──────── Extracted material

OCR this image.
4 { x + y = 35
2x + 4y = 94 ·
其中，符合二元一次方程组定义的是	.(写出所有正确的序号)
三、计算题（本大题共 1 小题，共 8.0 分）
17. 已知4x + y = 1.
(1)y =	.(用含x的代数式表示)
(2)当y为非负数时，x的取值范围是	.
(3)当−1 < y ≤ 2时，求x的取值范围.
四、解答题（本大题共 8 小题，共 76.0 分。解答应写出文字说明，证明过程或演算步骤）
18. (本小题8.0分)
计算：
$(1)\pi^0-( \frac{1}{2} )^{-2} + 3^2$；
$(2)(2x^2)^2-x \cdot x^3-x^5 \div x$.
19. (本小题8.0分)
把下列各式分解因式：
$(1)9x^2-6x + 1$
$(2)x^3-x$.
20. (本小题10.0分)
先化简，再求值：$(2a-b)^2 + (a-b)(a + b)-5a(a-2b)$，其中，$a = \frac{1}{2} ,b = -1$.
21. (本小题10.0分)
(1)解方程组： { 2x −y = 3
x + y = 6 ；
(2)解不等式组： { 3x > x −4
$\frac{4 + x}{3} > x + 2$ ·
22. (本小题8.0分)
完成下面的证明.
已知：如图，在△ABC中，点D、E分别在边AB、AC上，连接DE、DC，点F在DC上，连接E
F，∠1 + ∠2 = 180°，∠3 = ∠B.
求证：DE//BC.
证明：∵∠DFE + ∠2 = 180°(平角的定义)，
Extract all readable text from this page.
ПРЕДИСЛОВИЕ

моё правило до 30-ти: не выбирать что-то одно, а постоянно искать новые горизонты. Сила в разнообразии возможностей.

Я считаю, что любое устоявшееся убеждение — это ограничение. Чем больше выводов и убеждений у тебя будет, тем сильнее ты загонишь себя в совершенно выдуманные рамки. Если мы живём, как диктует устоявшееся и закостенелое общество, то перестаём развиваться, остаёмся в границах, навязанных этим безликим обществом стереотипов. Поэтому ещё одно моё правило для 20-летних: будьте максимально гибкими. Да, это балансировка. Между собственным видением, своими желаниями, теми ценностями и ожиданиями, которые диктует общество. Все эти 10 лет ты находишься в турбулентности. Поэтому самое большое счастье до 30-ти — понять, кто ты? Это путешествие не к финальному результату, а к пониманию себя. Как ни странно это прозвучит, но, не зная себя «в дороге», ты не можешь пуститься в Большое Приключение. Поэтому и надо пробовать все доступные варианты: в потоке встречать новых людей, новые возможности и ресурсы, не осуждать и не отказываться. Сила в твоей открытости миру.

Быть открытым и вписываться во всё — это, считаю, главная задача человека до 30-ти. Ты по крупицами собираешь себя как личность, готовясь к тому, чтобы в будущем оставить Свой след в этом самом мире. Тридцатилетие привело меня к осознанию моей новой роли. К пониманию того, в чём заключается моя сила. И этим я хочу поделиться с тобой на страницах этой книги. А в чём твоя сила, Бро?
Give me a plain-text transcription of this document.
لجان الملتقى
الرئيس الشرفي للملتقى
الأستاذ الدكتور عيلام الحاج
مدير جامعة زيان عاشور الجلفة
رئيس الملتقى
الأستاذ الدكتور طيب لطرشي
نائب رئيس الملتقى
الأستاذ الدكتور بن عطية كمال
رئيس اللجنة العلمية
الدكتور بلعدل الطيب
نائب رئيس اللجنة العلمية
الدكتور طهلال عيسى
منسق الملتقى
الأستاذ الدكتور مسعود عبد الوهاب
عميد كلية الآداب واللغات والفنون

────────────────

**Goal**
Print the whole listing again, exactly.

**Full output**
OCR this image.
4 { x + y = 35
2x + 4y = 94 ·
其中，符合二元一次方程组定义的是	.(写出所有正确的序号)
三、计算题（本大题共 1 小题，共 8.0 分）
17. 已知4x + y = 1.
(1)y =	.(用含x的代数式表示)
(2)当y为非负数时，x的取值范围是	.
(3)当−1 < y ≤ 2时，求x的取值范围.
四、解答题（本大题共 8 小题，共 76.0 分。解答应写出文字说明，证明过程或演算步骤）
18. (本小题8.0分)
计算：
$(1)\pi^0-( \frac{1}{2} )^{-2} + 3^2$；
$(2)(2x^2)^2-x \cdot x^3-x^5 \div x$.
19. (本小题8.0分)
把下列各式分解因式：
$(1)9x^2-6x + 1$
$(2)x^3-x$.
20. (本小题10.0分)
先化简，再求值：$(2a-b)^2 + (a-b)(a + b)-5a(a-2b)$，其中，$a = \frac{1}{2} ,b = -1$.
21. (本小题10.0分)
(1)解方程组： { 2x −y = 3
x + y = 6 ；
(2)解不等式组： { 3x > x −4
$\frac{4 + x}{3} > x + 2$ ·
22. (本小题8.0分)
完成下面的证明.
已知：如图，在△ABC中，点D、E分别在边AB、AC上，连接DE、DC，点F在DC上，连接E
F，∠1 + ∠2 = 180°，∠3 = ∠B.
求证：DE//BC.
证明：∵∠DFE + ∠2 = 180°(平角的定义)，
Extract all readable text from this page.
ПРЕДИСЛОВИЕ

моё правило до 30-ти: не выбирать что-то одно, а постоянно искать новые горизонты. Сила в разнообразии возможностей.

Я считаю, что любое устоявшееся убеждение — это ограничение. Чем больше выводов и убеждений у тебя будет, тем сильнее ты загонишь себя в совершенно выдуманные рамки. Если мы живём, как диктует устоявшееся и закостенелое общество, то перестаём развиваться, остаёмся в границах, навязанных этим безликим обществом стереотипов. Поэтому ещё одно моё правило для 20-летних: будьте максимально гибкими. Да, это балансировка. Между собственным видением, своими желаниями, теми ценностями и ожиданиями, которые диктует общество. Все эти 10 лет ты находишься в турбулентности. Поэтому самое большое счастье до 30-ти — понять, кто ты? Это путешествие не к финальному результату, а к пониманию себя. Как ни странно это прозвучит, но, не зная себя «в дороге», ты не можешь пуститься в Большое Приключение. Поэтому и надо пробовать все доступные варианты: в потоке встречать новых людей, новые возможности и ресурсы, не осуждать и не отказываться. Сила в твоей открытости миру.

Быть открытым и вписываться во всё — это, считаю, главная задача человека до 30-ти. Ты по крупицами собираешь себя как личность, готовясь к тому, чтобы в будущем оставить Свой след в этом самом мире. Тридцатилетие привело меня к осознанию моей новой роли. К пониманию того, в чём заключается моя сила. И этим я хочу поделиться с тобой на страницах этой книги. А в чём твоя сила, Бро?
Give me a plain-text transcription of this document.
لجان الملتقى
الرئيس الشرفي للملتقى
الأستاذ الدكتور عيلام الحاج
مدير جامعة زيان عاشور الجلفة
رئيس الملتقى
الأستاذ الدكتور طيب لطرشي
نائب رئيس الملتقى
الأستاذ الدكتور بن عطية كمال
رئيس اللجنة العلمية
الدكتور بلعدل الطيب
نائب رئيس اللجنة العلمية
الدكتور طهلال عيسى
منسق الملتقى
الأستاذ الدكتور مسعود عبد الوهاب
عميد كلية الآداب واللغات والفنون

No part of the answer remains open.